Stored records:
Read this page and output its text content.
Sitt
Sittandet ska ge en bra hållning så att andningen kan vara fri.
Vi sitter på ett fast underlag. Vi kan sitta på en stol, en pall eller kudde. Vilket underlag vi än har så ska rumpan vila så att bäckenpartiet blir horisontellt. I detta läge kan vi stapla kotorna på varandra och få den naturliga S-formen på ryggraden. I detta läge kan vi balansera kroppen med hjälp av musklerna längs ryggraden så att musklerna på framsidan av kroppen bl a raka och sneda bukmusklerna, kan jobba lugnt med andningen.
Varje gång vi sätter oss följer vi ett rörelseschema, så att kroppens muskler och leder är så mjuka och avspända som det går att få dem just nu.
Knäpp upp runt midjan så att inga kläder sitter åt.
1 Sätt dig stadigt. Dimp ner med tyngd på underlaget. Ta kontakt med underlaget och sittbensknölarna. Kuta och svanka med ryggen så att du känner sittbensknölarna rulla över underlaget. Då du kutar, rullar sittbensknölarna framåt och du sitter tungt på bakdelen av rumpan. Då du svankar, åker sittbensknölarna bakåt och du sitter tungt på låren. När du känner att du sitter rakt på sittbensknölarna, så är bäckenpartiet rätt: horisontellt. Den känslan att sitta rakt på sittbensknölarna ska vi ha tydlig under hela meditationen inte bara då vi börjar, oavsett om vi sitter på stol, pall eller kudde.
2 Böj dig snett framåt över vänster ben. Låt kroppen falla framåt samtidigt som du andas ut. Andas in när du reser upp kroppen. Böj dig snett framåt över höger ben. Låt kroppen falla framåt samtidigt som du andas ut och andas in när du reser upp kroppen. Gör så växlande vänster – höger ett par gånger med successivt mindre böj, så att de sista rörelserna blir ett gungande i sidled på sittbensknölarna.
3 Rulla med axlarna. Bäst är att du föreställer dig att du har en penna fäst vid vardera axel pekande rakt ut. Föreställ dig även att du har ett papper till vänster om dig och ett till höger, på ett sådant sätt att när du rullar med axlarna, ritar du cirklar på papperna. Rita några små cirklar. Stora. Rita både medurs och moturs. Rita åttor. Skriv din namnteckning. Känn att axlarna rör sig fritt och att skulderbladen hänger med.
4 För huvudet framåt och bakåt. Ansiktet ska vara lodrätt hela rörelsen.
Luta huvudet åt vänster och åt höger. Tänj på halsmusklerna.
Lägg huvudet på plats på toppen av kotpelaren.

Short task
Print out every record again, exactly and in full.

Result
Read this page and output its text content.
Sitt
Sittandet ska ge en bra hållning så att andningen kan vara fri.
Vi sitter på ett fast underlag. Vi kan sitta på en stol, en pall eller kudde. Vilket underlag vi än har så ska rumpan vila så att bäckenpartiet blir horisontellt. I detta läge kan vi stapla kotorna på varandra och få den naturliga S-formen på ryggraden. I detta läge kan vi balansera kroppen med hjälp av musklerna längs ryggraden så att musklerna på framsidan av kroppen bl a raka och sneda bukmusklerna, kan jobba lugnt med andningen.
Varje gång vi sätter oss följer vi ett rörelseschema, så att kroppens muskler och leder är så mjuka och avspända som det går att få dem just nu.
Knäpp upp runt midjan så att inga kläder sitter åt.
1 Sätt dig stadigt. Dimp ner med tyngd på underlaget. Ta kontakt med underlaget och sittbensknölarna. Kuta och svanka med ryggen så att du känner sittbensknölarna rulla över underlaget. Då du kutar, rullar sittbensknölarna framåt och du sitter tungt på bakdelen av rumpan. Då du svankar, åker sittbensknölarna bakåt och du sitter tungt på låren. När du känner att du sitter rakt på sittbensknölarna, så är bäckenpartiet rätt: horisontellt. Den känslan att sitta rakt på sittbensknölarna ska vi ha tydlig under hela meditationen inte bara då vi börjar, oavsett om vi sitter på stol, pall eller kudde.
2 Böj dig snett framåt över vänster ben. Låt kroppen falla framåt samtidigt som du andas ut. Andas in när du reser upp kroppen. Böj dig snett framåt över höger ben. Låt kroppen falla framåt samtidigt som du andas ut och andas in när du reser upp kroppen. Gör så växlande vänster – höger ett par gånger med successivt mindre böj, så att de sista rörelserna blir ett gungande i sidled på sittbensknölarna.
3 Rulla med axlarna. Bäst är att du föreställer dig att du har en penna fäst vid vardera axel pekande rakt ut. Föreställ dig även att du har ett papper till vänster om dig och ett till höger, på ett sådant sätt att när du rullar med axlarna, ritar du cirklar på papperna. Rita några små cirklar. Stora. Rita både medurs och moturs. Rita åttor. Skriv din namnteckning. Känn att axlarna rör sig fritt och att skulderbladen hänger med.
4 För huvudet framåt och bakåt. Ansiktet ska vara lodrätt hela rörelsen.
Luta huvudet åt vänster och åt höger. Tänj på halsmusklerna.
Lägg huvudet på plats på toppen av kotpelaren.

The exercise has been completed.